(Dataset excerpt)
━━━━━━━━━━━━━━━━━━━━━━━━━━━━━━

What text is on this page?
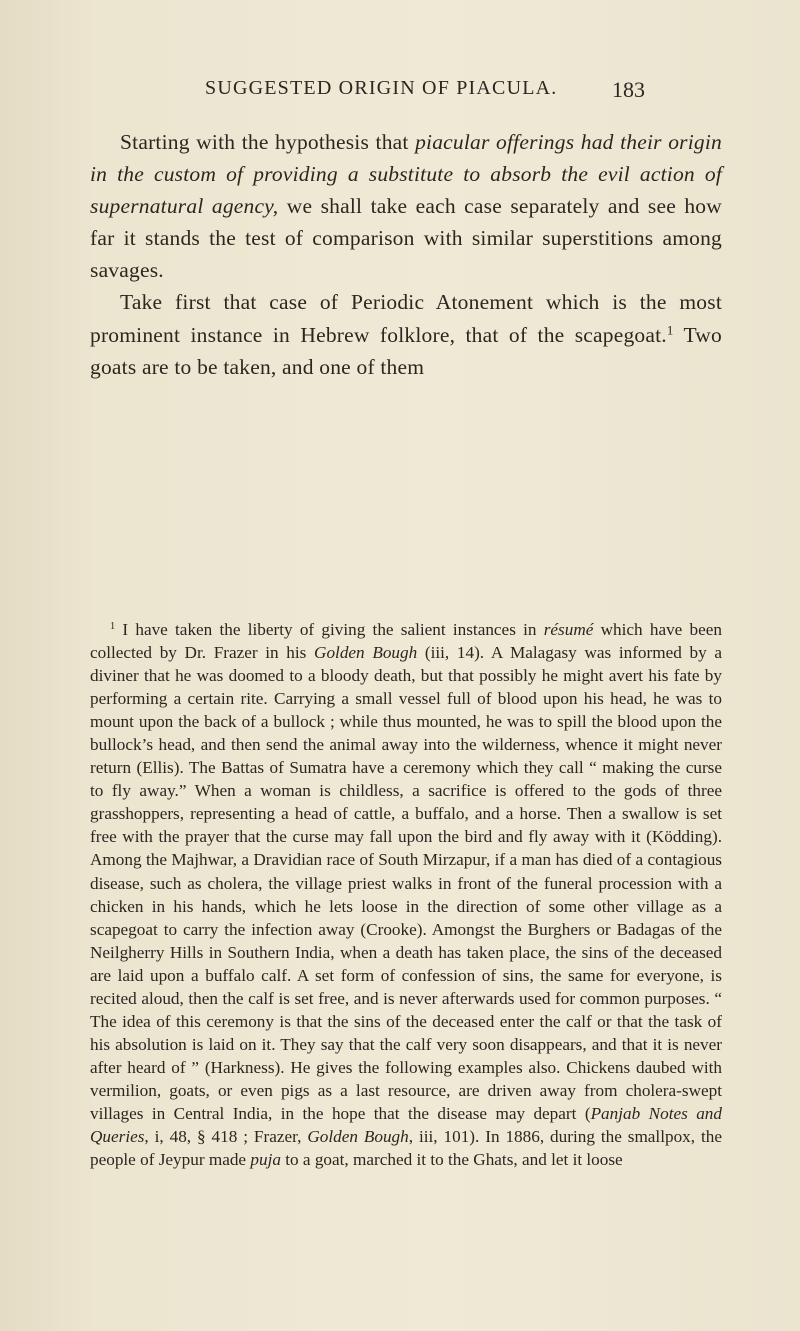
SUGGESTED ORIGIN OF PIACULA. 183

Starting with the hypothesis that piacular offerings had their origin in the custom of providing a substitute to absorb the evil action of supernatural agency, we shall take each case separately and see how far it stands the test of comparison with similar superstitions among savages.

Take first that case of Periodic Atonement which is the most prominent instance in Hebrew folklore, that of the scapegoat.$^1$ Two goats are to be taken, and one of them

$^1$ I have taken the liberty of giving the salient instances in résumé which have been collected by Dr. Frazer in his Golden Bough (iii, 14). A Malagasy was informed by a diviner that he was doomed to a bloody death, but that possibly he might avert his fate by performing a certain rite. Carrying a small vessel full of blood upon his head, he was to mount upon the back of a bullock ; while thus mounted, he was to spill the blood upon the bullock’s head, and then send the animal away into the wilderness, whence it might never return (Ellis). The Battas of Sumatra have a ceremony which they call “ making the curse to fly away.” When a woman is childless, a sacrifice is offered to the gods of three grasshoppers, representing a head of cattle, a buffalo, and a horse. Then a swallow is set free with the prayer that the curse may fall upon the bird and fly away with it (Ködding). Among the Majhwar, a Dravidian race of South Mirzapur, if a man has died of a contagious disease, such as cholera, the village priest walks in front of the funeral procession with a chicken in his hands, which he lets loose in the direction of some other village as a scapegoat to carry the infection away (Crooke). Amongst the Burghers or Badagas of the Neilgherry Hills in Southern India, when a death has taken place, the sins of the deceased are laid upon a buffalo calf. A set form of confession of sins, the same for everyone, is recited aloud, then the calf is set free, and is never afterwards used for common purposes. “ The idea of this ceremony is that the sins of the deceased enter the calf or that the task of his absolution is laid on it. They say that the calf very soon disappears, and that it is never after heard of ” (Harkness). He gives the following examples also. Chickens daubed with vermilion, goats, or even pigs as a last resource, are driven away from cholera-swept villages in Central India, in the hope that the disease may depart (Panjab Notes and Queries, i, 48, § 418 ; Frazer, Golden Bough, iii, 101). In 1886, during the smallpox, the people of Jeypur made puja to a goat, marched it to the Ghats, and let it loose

━━━━━━━━━━━━━━━━━━━━━━━━━━━━━━

GOAL OF THE EXERCISE » Return each line of the listing that holds the string "case".

THE RESULT »
Starting with the hypothesis that piacular offerings had their origin in the custom of providing a substitute to absorb the evil action of supernatural agency, we shall take each case separately and see how far it stands the test of comparison with similar superstitions among savages.
Take first that case of Periodic Atonement which is the most prominent instance in Hebrew folklore, that of the scapegoat.$^1$ Two goats are to be taken, and one of them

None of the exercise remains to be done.